____ Record extracts

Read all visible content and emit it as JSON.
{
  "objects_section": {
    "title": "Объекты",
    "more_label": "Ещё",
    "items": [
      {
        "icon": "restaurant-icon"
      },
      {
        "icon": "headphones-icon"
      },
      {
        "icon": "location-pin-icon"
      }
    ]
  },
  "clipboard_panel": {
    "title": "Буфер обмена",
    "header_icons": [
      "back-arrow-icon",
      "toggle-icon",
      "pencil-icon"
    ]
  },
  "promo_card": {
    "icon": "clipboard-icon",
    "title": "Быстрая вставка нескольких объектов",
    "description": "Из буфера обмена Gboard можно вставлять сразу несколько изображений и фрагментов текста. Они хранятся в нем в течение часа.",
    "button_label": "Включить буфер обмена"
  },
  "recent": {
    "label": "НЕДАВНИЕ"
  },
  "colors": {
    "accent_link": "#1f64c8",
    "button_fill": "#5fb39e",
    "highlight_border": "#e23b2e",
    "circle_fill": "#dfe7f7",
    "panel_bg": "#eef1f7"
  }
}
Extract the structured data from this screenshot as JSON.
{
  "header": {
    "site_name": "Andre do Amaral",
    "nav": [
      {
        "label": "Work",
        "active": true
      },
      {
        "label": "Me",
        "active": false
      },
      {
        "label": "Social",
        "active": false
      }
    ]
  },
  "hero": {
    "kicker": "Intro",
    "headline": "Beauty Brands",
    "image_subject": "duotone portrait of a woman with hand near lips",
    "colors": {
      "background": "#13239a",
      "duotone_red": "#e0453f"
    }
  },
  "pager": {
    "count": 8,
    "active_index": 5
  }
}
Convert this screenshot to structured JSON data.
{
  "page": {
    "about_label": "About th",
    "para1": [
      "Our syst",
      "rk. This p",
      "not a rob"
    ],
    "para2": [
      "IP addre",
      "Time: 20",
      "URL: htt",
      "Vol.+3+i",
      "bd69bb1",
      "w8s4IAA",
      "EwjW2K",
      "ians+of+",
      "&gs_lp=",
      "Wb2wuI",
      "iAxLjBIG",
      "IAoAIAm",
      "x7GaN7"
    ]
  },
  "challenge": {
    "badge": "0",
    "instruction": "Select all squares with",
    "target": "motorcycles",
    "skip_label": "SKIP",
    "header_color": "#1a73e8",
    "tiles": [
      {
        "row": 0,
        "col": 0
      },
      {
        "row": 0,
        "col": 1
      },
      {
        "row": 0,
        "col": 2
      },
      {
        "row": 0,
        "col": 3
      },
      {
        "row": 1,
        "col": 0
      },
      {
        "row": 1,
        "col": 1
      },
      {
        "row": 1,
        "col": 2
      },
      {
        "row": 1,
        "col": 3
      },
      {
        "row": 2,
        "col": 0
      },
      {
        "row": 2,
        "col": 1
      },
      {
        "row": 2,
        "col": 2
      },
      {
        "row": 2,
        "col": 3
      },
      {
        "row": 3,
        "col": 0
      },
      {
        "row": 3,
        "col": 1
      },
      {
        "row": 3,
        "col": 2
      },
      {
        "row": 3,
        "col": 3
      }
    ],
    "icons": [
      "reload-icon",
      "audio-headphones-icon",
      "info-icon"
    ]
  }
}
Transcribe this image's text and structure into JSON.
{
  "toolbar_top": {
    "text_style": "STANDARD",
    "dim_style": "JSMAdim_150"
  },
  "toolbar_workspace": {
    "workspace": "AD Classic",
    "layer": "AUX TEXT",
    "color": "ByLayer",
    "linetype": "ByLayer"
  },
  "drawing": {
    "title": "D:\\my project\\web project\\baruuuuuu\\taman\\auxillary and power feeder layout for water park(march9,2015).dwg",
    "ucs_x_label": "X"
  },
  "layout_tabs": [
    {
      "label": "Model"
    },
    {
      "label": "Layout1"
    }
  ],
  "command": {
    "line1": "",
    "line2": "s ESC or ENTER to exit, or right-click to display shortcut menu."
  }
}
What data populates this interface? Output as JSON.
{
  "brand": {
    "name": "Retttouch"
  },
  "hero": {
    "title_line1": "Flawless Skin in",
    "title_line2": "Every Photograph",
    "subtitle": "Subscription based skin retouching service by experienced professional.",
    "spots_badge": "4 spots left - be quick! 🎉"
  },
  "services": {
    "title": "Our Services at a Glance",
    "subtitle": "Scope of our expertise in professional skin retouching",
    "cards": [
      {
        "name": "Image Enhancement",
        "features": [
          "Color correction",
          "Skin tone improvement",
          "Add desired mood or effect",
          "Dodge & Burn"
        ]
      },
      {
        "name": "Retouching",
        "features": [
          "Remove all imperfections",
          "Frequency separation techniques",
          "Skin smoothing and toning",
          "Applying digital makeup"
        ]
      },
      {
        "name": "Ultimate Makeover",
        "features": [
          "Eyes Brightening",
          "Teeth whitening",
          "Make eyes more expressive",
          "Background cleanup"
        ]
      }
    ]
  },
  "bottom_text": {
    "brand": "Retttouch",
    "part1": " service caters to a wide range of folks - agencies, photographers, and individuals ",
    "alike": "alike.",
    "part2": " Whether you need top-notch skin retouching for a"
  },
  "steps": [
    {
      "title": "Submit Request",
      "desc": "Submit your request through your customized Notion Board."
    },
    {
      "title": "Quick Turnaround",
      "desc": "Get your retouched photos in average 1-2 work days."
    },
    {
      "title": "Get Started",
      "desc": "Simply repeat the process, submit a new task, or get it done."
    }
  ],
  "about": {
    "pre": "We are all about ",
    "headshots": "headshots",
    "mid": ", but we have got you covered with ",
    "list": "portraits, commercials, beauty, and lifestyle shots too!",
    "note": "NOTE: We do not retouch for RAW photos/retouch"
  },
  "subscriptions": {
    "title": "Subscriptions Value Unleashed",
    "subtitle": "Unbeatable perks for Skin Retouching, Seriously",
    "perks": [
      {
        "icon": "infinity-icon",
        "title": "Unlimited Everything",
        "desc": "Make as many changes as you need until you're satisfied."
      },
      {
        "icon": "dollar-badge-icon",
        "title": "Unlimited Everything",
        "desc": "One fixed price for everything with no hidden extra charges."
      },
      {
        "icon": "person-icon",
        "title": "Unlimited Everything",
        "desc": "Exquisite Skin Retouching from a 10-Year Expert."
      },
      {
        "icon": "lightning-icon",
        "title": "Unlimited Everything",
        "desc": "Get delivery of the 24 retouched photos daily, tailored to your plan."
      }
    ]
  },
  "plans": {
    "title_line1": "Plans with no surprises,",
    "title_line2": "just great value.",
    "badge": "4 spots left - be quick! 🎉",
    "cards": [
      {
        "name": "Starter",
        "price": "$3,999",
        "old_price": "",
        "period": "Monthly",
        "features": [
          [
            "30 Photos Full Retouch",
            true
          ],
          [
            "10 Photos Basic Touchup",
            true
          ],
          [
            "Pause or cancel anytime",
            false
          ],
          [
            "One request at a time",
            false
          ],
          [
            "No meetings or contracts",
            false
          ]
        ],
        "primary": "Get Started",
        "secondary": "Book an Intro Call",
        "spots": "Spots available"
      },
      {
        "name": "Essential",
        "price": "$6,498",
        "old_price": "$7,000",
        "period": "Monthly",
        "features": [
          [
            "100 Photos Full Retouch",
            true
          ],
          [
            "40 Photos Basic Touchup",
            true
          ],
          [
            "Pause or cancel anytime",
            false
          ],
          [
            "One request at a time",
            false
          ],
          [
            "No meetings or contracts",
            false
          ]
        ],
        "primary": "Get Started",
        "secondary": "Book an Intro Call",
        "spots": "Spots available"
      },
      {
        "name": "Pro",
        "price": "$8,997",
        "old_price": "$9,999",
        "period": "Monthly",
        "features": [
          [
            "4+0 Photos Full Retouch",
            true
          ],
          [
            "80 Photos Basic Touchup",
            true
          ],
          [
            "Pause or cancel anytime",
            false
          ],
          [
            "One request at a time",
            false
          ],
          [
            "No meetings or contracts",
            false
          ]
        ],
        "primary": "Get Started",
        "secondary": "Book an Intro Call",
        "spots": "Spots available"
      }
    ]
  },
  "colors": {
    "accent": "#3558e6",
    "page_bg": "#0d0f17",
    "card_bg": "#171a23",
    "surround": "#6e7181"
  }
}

________

Task directions →
Each line holding "structured" must be found and copied.

Exercise solution →
Extract the structured data from this screenshot as JSON.
Convert this screenshot to structured JSON data.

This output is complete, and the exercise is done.